→ **Challenge**
Keep the pictures out of the copy and repeat the records exactly.

-.-.-

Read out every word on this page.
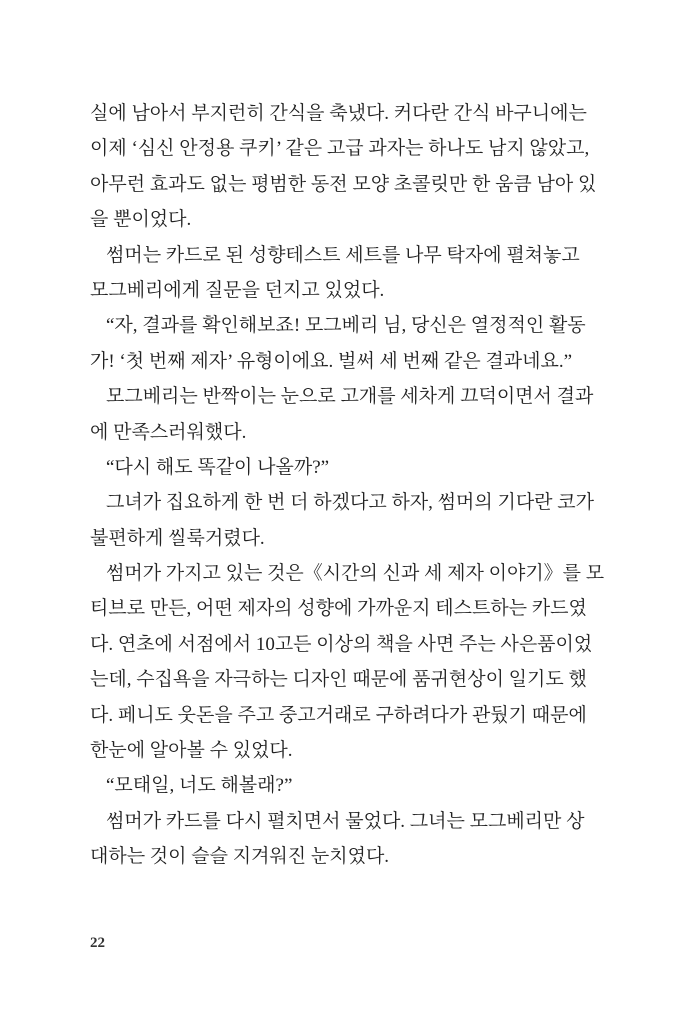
실에 남아서 부지런히 간식을 축냈다. 커다란 간식 바구니에는
이제 ‘심신 안정용 쿠키’ 같은 고급 과자는 하나도 남지 않았고,
아무런 효과도 없는 평범한 동전 모양 초콜릿만 한 움큼 남아 있
을 뿐이었다.
썸머는 카드로 된 성향테스트 세트를 나무 탁자에 펼쳐놓고
모그베리에게 질문을 던지고 있었다.
“자, 결과를 확인해보죠! 모그베리 님, 당신은 열정적인 활동
가! ‘첫 번째 제자’ 유형이에요. 벌써 세 번째 같은 결과네요.”
모그베리는 반짝이는 눈으로 고개를 세차게 끄덕이면서 결과
에 만족스러워했다.
“다시 해도 똑같이 나올까?”
그녀가 집요하게 한 번 더 하겠다고 하자, 썸머의 기다란 코가
불편하게 씰룩거렸다.
썸머가 가지고 있는 것은《시간의 신과 세 제자 이야기》를 모
티브로 만든, 어떤 제자의 성향에 가까운지 테스트하는 카드였
다. 연초에 서점에서 10고든 이상의 책을 사면 주는 사은품이었
는데, 수집욕을 자극하는 디자인 때문에 품귀현상이 일기도 했
다. 페니도 웃돈을 주고 중고거래로 구하려다가 관뒀기 때문에
한눈에 알아볼 수 있었다.
“모태일, 너도 해볼래?”
썸머가 카드를 다시 펼치면서 물었다. 그녀는 모그베리만 상
대하는 것이 슬슬 지겨워진 눈치였다.
22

-.-.-

→ **The completed task**
Read out every word on this page.
실에 남아서 부지런히 간식을 축냈다. 커다란 간식 바구니에는
이제 ‘심신 안정용 쿠키’ 같은 고급 과자는 하나도 남지 않았고,
아무런 효과도 없는 평범한 동전 모양 초콜릿만 한 움큼 남아 있
을 뿐이었다.
썸머는 카드로 된 성향테스트 세트를 나무 탁자에 펼쳐놓고
모그베리에게 질문을 던지고 있었다.
“자, 결과를 확인해보죠! 모그베리 님, 당신은 열정적인 활동
가! ‘첫 번째 제자’ 유형이에요. 벌써 세 번째 같은 결과네요.”
모그베리는 반짝이는 눈으로 고개를 세차게 끄덕이면서 결과
에 만족스러워했다.
“다시 해도 똑같이 나올까?”
그녀가 집요하게 한 번 더 하겠다고 하자, 썸머의 기다란 코가
불편하게 씰룩거렸다.
썸머가 가지고 있는 것은《시간의 신과 세 제자 이야기》를 모
티브로 만든, 어떤 제자의 성향에 가까운지 테스트하는 카드였
다. 연초에 서점에서 10고든 이상의 책을 사면 주는 사은품이었
는데, 수집욕을 자극하는 디자인 때문에 품귀현상이 일기도 했
다. 페니도 웃돈을 주고 중고거래로 구하려다가 관뒀기 때문에
한눈에 알아볼 수 있었다.
“모태일, 너도 해볼래?”
썸머가 카드를 다시 펼치면서 물었다. 그녀는 모그베리만 상
대하는 것이 슬슬 지겨워진 눈치였다.
22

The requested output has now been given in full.